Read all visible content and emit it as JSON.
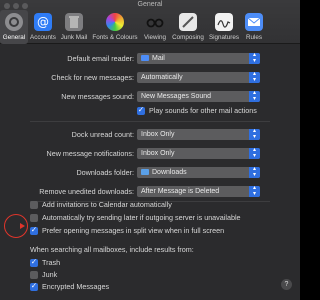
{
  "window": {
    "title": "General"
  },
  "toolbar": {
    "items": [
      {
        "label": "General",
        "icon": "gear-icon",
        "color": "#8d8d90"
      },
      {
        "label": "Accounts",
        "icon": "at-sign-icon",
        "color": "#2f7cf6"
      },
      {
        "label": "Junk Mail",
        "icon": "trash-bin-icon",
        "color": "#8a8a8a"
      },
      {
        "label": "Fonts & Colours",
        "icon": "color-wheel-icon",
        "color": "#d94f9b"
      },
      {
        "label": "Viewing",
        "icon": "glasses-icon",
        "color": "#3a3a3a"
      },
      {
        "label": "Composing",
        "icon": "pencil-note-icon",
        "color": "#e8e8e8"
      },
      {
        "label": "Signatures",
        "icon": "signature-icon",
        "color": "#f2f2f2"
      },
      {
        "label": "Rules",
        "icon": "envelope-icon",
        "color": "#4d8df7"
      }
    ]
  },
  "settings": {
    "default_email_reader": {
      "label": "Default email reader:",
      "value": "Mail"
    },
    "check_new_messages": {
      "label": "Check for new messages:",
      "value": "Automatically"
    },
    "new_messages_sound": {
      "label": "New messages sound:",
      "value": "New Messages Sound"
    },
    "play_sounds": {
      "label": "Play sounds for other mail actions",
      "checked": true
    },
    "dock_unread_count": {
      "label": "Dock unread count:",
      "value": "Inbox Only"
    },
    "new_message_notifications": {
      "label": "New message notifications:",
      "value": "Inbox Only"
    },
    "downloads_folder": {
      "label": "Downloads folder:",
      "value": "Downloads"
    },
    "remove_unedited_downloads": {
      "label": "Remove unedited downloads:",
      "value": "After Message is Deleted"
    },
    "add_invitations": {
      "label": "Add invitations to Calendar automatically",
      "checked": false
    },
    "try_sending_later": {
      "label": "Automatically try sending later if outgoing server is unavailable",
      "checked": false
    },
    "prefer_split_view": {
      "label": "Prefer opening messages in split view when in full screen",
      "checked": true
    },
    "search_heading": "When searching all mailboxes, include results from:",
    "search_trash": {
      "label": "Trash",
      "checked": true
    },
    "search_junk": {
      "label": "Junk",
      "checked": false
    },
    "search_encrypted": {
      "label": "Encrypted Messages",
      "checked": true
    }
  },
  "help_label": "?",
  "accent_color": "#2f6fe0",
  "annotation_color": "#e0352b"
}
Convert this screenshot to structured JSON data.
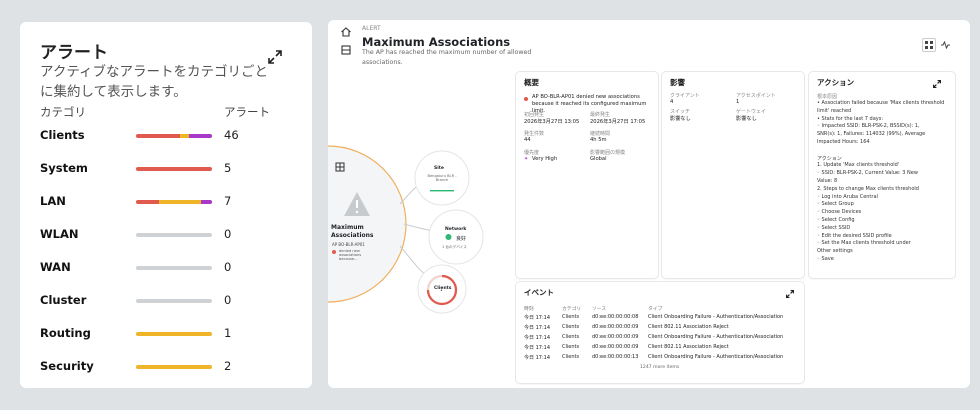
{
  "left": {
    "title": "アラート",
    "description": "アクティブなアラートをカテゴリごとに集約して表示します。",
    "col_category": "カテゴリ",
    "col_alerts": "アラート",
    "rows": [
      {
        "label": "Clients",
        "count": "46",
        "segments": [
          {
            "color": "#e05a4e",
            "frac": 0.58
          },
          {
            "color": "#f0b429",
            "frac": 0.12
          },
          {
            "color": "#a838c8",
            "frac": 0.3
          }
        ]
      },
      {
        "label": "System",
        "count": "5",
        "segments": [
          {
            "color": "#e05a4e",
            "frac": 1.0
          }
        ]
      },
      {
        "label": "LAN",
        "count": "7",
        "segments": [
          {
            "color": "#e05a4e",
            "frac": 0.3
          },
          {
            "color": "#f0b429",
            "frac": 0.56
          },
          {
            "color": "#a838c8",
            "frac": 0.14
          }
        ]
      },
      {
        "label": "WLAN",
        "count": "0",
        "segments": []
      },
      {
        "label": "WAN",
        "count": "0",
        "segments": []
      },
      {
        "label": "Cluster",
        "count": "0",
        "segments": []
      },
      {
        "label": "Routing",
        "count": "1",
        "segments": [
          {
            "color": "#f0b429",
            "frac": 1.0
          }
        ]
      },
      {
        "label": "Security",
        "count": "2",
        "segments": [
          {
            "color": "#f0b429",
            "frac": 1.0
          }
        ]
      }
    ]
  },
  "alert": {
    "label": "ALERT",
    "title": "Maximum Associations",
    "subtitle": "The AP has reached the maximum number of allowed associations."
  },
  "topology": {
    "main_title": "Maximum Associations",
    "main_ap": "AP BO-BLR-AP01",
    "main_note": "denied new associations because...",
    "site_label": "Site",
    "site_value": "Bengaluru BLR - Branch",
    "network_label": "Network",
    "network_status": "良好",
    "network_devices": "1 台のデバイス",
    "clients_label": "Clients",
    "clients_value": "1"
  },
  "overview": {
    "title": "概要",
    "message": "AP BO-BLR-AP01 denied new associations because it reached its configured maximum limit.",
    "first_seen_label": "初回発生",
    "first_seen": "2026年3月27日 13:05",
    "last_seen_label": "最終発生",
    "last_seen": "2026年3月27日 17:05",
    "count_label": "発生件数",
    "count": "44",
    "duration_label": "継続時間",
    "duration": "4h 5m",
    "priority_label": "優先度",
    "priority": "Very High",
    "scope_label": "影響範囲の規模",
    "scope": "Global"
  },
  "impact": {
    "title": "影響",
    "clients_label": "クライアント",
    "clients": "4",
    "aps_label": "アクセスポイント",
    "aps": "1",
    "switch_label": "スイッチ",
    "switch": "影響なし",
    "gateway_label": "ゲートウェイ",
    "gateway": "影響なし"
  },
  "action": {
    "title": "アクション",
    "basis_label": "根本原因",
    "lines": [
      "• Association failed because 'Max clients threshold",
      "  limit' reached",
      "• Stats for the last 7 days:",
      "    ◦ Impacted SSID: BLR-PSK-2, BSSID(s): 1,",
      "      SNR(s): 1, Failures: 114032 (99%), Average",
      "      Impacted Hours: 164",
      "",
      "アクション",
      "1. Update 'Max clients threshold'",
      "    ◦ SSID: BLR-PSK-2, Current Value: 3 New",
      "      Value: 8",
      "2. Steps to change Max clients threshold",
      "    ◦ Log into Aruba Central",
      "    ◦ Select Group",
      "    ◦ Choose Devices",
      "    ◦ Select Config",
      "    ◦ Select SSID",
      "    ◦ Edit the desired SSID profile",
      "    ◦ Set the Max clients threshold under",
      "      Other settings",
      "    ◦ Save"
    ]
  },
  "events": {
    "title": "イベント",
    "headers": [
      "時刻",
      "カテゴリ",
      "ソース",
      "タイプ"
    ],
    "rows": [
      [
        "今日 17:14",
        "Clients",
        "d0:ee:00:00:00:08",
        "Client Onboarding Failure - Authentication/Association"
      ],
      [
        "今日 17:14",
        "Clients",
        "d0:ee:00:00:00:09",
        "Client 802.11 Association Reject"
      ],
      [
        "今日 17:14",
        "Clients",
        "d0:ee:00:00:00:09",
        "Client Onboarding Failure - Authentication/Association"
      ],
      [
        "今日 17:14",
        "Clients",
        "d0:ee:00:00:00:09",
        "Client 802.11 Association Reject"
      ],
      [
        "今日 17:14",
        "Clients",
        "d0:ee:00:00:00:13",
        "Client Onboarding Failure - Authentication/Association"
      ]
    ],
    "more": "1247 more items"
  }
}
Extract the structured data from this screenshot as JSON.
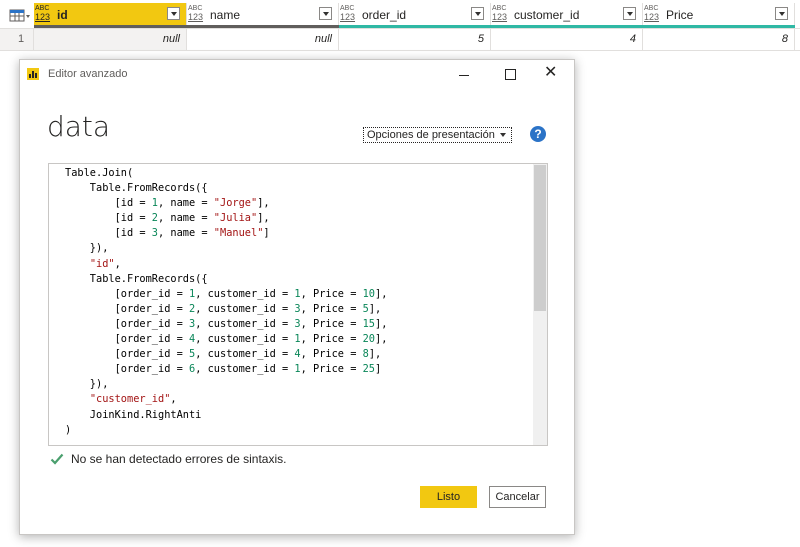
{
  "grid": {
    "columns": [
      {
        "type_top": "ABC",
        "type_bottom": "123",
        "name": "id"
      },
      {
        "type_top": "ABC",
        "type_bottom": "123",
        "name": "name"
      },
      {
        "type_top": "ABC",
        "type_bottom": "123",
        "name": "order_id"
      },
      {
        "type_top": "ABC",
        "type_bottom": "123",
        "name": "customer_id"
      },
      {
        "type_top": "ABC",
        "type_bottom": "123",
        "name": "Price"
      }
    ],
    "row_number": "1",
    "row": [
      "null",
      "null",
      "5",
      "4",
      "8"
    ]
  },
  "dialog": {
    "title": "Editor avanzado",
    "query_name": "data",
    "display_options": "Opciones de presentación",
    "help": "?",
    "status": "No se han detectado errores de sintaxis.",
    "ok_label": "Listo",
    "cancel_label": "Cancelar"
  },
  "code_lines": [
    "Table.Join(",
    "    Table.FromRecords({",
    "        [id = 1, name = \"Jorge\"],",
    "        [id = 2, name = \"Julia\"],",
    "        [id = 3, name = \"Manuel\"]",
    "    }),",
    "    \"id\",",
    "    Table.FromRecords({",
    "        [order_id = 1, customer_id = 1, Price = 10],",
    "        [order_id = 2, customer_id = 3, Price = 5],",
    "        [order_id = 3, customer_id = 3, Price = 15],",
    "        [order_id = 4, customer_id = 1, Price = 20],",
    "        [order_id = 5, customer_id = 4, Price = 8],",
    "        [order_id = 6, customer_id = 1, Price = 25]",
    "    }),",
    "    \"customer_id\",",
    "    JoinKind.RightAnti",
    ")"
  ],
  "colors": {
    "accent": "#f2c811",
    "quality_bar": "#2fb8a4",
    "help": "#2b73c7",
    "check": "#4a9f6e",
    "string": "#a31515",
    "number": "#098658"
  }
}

- - - -

• **THE EXERCISE**: Return each line of the data that contains the string "structured".

• **FULL SOLUTION**:
Convert this screenshot to structured JSON data.
Extract the structured data from this screenshot as JSON.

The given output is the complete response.